Return the full listing exactly as it is written.

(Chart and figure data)
==================================================
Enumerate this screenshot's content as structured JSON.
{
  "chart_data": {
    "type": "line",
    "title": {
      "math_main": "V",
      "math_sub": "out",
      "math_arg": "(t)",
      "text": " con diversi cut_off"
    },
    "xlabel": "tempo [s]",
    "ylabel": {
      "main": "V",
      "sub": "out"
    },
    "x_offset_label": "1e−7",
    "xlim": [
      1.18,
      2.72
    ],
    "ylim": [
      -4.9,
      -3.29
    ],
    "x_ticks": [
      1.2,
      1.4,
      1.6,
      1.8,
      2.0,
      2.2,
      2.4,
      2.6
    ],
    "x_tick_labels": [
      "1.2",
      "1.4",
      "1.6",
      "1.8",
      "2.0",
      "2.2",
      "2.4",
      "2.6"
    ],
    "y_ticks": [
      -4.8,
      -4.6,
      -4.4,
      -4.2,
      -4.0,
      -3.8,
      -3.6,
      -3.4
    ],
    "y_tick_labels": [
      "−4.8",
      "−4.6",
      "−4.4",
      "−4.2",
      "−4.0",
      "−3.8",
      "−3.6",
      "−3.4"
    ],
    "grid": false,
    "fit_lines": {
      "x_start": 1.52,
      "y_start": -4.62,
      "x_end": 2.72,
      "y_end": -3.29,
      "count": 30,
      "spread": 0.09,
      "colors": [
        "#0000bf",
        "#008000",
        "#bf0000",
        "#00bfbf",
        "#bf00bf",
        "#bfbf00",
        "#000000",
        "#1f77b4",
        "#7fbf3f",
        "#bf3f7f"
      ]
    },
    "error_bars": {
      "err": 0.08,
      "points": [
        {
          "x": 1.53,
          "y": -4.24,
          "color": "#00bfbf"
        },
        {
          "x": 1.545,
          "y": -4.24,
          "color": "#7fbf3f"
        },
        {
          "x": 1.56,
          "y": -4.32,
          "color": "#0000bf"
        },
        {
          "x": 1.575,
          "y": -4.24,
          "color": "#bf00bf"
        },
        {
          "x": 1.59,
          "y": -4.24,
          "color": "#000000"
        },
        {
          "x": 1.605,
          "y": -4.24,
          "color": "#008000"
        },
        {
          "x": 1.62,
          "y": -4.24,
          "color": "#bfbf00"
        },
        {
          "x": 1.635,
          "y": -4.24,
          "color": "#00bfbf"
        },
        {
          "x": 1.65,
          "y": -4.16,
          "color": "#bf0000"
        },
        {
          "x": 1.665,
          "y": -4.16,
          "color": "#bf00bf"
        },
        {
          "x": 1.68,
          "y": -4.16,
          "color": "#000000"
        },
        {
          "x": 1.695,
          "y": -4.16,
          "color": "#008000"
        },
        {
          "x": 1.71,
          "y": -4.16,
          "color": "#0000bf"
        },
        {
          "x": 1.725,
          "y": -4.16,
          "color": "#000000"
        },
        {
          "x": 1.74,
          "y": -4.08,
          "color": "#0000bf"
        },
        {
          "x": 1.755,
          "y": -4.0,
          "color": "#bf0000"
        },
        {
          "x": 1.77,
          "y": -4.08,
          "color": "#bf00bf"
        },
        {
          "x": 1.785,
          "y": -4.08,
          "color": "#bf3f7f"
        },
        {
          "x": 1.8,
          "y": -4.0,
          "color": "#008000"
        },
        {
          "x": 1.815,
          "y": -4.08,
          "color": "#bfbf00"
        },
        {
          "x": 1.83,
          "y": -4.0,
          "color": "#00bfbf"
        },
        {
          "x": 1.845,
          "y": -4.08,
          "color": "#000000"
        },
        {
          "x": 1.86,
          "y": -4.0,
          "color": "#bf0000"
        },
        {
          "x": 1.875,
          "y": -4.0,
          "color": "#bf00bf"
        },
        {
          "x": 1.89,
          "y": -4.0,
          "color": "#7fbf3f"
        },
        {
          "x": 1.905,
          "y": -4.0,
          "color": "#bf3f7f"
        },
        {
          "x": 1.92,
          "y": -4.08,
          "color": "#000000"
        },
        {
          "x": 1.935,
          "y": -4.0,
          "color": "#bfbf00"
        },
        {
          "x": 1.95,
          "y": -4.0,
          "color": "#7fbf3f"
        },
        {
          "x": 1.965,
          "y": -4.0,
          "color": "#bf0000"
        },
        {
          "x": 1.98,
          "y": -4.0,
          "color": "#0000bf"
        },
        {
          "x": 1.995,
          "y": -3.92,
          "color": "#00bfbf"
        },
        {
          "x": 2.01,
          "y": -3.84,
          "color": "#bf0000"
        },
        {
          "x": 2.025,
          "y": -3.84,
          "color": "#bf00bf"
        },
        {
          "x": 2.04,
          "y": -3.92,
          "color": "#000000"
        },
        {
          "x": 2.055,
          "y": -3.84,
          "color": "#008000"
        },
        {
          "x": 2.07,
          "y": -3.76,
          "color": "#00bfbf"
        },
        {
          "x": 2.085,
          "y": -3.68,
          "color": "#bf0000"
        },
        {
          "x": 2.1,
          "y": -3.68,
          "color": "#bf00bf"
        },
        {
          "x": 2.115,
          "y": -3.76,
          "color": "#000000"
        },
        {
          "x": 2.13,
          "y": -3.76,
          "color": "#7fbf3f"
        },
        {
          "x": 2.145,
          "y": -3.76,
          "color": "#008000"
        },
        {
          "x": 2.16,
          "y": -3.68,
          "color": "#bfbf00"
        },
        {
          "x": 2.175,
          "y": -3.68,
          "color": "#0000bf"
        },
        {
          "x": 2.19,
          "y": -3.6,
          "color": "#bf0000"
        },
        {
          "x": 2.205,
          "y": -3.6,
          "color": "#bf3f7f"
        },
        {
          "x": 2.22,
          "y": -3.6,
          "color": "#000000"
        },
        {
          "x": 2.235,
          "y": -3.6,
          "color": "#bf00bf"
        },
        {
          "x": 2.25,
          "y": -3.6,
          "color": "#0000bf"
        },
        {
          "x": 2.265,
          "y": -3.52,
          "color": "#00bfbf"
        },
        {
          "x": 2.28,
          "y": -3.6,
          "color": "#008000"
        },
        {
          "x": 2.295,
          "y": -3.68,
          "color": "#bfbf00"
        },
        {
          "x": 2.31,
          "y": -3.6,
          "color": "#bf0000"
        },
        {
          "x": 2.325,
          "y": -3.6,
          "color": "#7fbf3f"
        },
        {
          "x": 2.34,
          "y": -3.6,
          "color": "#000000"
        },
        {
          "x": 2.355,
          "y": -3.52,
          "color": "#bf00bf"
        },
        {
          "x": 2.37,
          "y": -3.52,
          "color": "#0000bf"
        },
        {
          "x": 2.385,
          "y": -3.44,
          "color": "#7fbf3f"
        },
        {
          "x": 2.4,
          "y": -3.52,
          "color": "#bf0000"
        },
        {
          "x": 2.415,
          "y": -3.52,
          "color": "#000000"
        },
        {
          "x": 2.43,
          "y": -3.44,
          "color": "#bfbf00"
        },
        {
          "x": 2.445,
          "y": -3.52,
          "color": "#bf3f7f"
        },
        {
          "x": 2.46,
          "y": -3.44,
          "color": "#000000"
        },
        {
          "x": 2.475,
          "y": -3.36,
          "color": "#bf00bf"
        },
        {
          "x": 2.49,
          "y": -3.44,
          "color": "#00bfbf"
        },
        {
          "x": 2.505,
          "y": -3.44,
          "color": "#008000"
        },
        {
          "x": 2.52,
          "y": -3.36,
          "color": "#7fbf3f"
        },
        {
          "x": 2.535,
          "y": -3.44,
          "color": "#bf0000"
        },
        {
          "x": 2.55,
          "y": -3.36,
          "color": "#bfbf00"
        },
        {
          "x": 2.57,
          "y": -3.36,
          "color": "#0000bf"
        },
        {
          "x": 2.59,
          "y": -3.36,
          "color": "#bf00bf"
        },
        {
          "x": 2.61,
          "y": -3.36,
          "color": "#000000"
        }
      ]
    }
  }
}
==================================================
**Result below:**
Enumerate this screenshot's content as structured JSON.
{
  "chart_data": {
    "type": "line",
    "title": {
      "math_main": "V",
      "math_sub": "out",
      "math_arg": "(t)",
      "text": " con diversi cut_off"
    },
    "xlabel": "tempo [s]",
    "ylabel": {
      "main": "V",
      "sub": "out"
    },
    "x_offset_label": "1e−7",
    "xlim": [
      1.18,
      2.72
    ],
    "ylim": [
      -4.9,
      -3.29
    ],
    "x_ticks": [
      1.2,
      1.4,
      1.6,
      1.8,
      2.0,
      2.2,
      2.4,
      2.6
    ],
    "x_tick_labels": [
      "1.2",
      "1.4",
      "1.6",
      "1.8",
      "2.0",
      "2.2",
      "2.4",
      "2.6"
    ],
    "y_ticks": [
      -4.8,
      -4.6,
      -4.4,
      -4.2,
      -4.0,
      -3.8,
      -3.6,
      -3.4
    ],
    "y_tick_labels": [
      "−4.8",
      "−4.6",
      "−4.4",
      "−4.2",
      "−4.0",
      "−3.8",
      "−3.6",
      "−3.4"
    ],
    "grid": false,
    "fit_lines": {
      "x_start": 1.52,
      "y_start": -4.62,
      "x_end": 2.72,
      "y_end": -3.29,
      "count": 30,
      "spread": 0.09,
      "colors": [
        "#0000bf",
        "#008000",
        "#bf0000",
        "#00bfbf",
        "#bf00bf",
        "#bfbf00",
        "#000000",
        "#1f77b4",
        "#7fbf3f",
        "#bf3f7f"
      ]
    },
    "error_bars": {
      "err": 0.08,
      "points": [
        {
          "x": 1.53,
          "y": -4.24,
          "color": "#00bfbf"
        },
        {
          "x": 1.545,
          "y": -4.24,
          "color": "#7fbf3f"
        },
        {
          "x": 1.56,
          "y": -4.32,
          "color": "#0000bf"
        },
        {
          "x": 1.575,
          "y": -4.24,
          "color": "#bf00bf"
        },
        {
          "x": 1.59,
          "y": -4.24,
          "color": "#000000"
        },
        {
          "x": 1.605,
          "y": -4.24,
          "color": "#008000"
        },
        {
          "x": 1.62,
          "y": -4.24,
          "color": "#bfbf00"
        },
        {
          "x": 1.635,
          "y": -4.24,
          "color": "#00bfbf"
        },
        {
          "x": 1.65,
          "y": -4.16,
          "color": "#bf0000"
        },
        {
          "x": 1.665,
          "y": -4.16,
          "color": "#bf00bf"
        },
        {
          "x": 1.68,
          "y": -4.16,
          "color": "#000000"
        },
        {
          "x": 1.695,
          "y": -4.16,
          "color": "#008000"
        },
        {
          "x": 1.71,
          "y": -4.16,
          "color": "#0000bf"
        },
        {
          "x": 1.725,
          "y": -4.16,
          "color": "#000000"
        },
        {
          "x": 1.74,
          "y": -4.08,
          "color": "#0000bf"
        },
        {
          "x": 1.755,
          "y": -4.0,
          "color": "#bf0000"
        },
        {
          "x": 1.77,
          "y": -4.08,
          "color": "#bf00bf"
        },
        {
          "x": 1.785,
          "y": -4.08,
          "color": "#bf3f7f"
        },
        {
          "x": 1.8,
          "y": -4.0,
          "color": "#008000"
        },
        {
          "x": 1.815,
          "y": -4.08,
          "color": "#bfbf00"
        },
        {
          "x": 1.83,
          "y": -4.0,
          "color": "#00bfbf"
        },
        {
          "x": 1.845,
          "y": -4.08,
          "color": "#000000"
        },
        {
          "x": 1.86,
          "y": -4.0,
          "color": "#bf0000"
        },
        {
          "x": 1.875,
          "y": -4.0,
          "color": "#bf00bf"
        },
        {
          "x": 1.89,
          "y": -4.0,
          "color": "#7fbf3f"
        },
        {
          "x": 1.905,
          "y": -4.0,
          "color": "#bf3f7f"
        },
        {
          "x": 1.92,
          "y": -4.08,
          "color": "#000000"
        },
        {
          "x": 1.935,
          "y": -4.0,
          "color": "#bfbf00"
        },
        {
          "x": 1.95,
          "y": -4.0,
          "color": "#7fbf3f"
        },
        {
          "x": 1.965,
          "y": -4.0,
          "color": "#bf0000"
        },
        {
          "x": 1.98,
          "y": -4.0,
          "color": "#0000bf"
        },
        {
          "x": 1.995,
          "y": -3.92,
          "color": "#00bfbf"
        },
        {
          "x": 2.01,
          "y": -3.84,
          "color": "#bf0000"
        },
        {
          "x": 2.025,
          "y": -3.84,
          "color": "#bf00bf"
        },
        {
          "x": 2.04,
          "y": -3.92,
          "color": "#000000"
        },
        {
          "x": 2.055,
          "y": -3.84,
          "color": "#008000"
        },
        {
          "x": 2.07,
          "y": -3.76,
          "color": "#00bfbf"
        },
        {
          "x": 2.085,
          "y": -3.68,
          "color": "#bf0000"
        },
        {
          "x": 2.1,
          "y": -3.68,
          "color": "#bf00bf"
        },
        {
          "x": 2.115,
          "y": -3.76,
          "color": "#000000"
        },
        {
          "x": 2.13,
          "y": -3.76,
          "color": "#7fbf3f"
        },
        {
          "x": 2.145,
          "y": -3.76,
          "color": "#008000"
        },
        {
          "x": 2.16,
          "y": -3.68,
          "color": "#bfbf00"
        },
        {
          "x": 2.175,
          "y": -3.68,
          "color": "#0000bf"
        },
        {
          "x": 2.19,
          "y": -3.6,
          "color": "#bf0000"
        },
        {
          "x": 2.205,
          "y": -3.6,
          "color": "#bf3f7f"
        },
        {
          "x": 2.22,
          "y": -3.6,
          "color": "#000000"
        },
        {
          "x": 2.235,
          "y": -3.6,
          "color": "#bf00bf"
        },
        {
          "x": 2.25,
          "y": -3.6,
          "color": "#0000bf"
        },
        {
          "x": 2.265,
          "y": -3.52,
          "color": "#00bfbf"
        },
        {
          "x": 2.28,
          "y": -3.6,
          "color": "#008000"
        },
        {
          "x": 2.295,
          "y": -3.68,
          "color": "#bfbf00"
        },
        {
          "x": 2.31,
          "y": -3.6,
          "color": "#bf0000"
        },
        {
          "x": 2.325,
          "y": -3.6,
          "color": "#7fbf3f"
        },
        {
          "x": 2.34,
          "y": -3.6,
          "color": "#000000"
        },
        {
          "x": 2.355,
          "y": -3.52,
          "color": "#bf00bf"
        },
        {
          "x": 2.37,
          "y": -3.52,
          "color": "#0000bf"
        },
        {
          "x": 2.385,
          "y": -3.44,
          "color": "#7fbf3f"
        },
        {
          "x": 2.4,
          "y": -3.52,
          "color": "#bf0000"
        },
        {
          "x": 2.415,
          "y": -3.52,
          "color": "#000000"
        },
        {
          "x": 2.43,
          "y": -3.44,
          "color": "#bfbf00"
        },
        {
          "x": 2.445,
          "y": -3.52,
          "color": "#bf3f7f"
        },
        {
          "x": 2.46,
          "y": -3.44,
          "color": "#000000"
        },
        {
          "x": 2.475,
          "y": -3.36,
          "color": "#bf00bf"
        },
        {
          "x": 2.49,
          "y": -3.44,
          "color": "#00bfbf"
        },
        {
          "x": 2.505,
          "y": -3.44,
          "color": "#008000"
        },
        {
          "x": 2.52,
          "y": -3.36,
          "color": "#7fbf3f"
        },
        {
          "x": 2.535,
          "y": -3.44,
          "color": "#bf0000"
        },
        {
          "x": 2.55,
          "y": -3.36,
          "color": "#bfbf00"
        },
        {
          "x": 2.57,
          "y": -3.36,
          "color": "#0000bf"
        },
        {
          "x": 2.59,
          "y": -3.36,
          "color": "#bf00bf"
        },
        {
          "x": 2.61,
          "y": -3.36,
          "color": "#000000"
        }
      ]
    }
  }
}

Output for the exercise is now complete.